-- START Records shown --
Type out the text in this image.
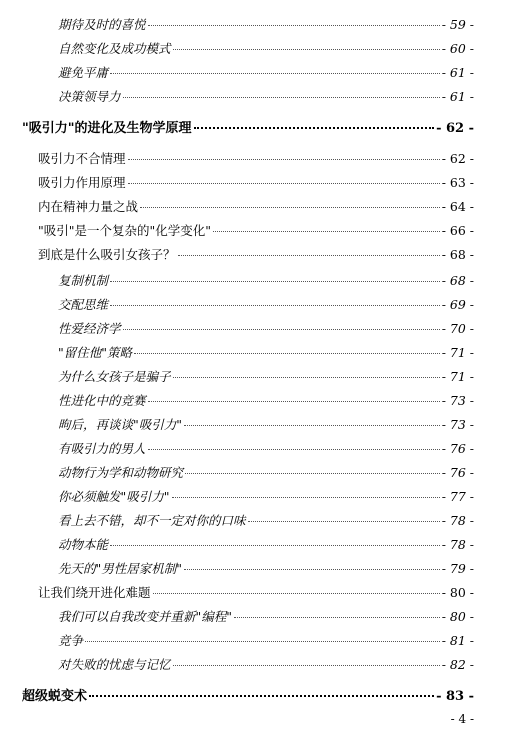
期待及时的喜悦	- 59 -
自然变化及成功模式	- 60 -
避免平庸	- 61 -
决策领导力	- 61 -
"吸引力"的进化及生物学原理	- 62 -
吸引力不合情理	- 62 -
吸引力作用原理	- 63 -
内在精神力量之战	- 64 -
"吸引"是一个复杂的"化学变化"	- 66 -
到底是什么吸引女孩子？	- 68 -
复制机制	- 68 -
交配思维	- 69 -
性爱经济学	- 70 -
"留住他"策略	- 71 -
为什么女孩子是骗子	- 71 -
性进化中的竞赛	- 73 -
昫后，再谈谈"吸引力"	- 73 -
有吸引力的男人	- 76 -
动物行为学和动物研究	- 76 -
你必须触发"吸引力"	- 77 -
看上去不错，却不一定对你的口味	- 78 -
动物本能	- 78 -
先天的"男性居家机制"	- 79 -
让我们绕开进化难题	- 80 -
我们可以自我改变并重新"编程"	- 80 -
竞争	- 81 -
对失败的忧虑与记忆	- 82 -
超级蜕变术	- 83 -
- 4 -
-- END Records shown --
Reproduce all of the data exactly, omitting each picture it holds.

## Written response:
Type out the text in this image.
期待及时的喜悦	- 59 -
自然变化及成功模式	- 60 -
避免平庸	- 61 -
决策领导力	- 61 -
"吸引力"的进化及生物学原理	- 62 -
吸引力不合情理	- 62 -
吸引力作用原理	- 63 -
内在精神力量之战	- 64 -
"吸引"是一个复杂的"化学变化"	- 66 -
到底是什么吸引女孩子？	- 68 -
复制机制	- 68 -
交配思维	- 69 -
性爱经济学	- 70 -
"留住他"策略	- 71 -
为什么女孩子是骗子	- 71 -
性进化中的竞赛	- 73 -
昫后，再谈谈"吸引力"	- 73 -
有吸引力的男人	- 76 -
动物行为学和动物研究	- 76 -
你必须触发"吸引力"	- 77 -
看上去不错，却不一定对你的口味	- 78 -
动物本能	- 78 -
先天的"男性居家机制"	- 79 -
让我们绕开进化难题	- 80 -
我们可以自我改变并重新"编程"	- 80 -
竞争	- 81 -
对失败的忧虑与记忆	- 82 -
超级蜕变术	- 83 -
- 4 -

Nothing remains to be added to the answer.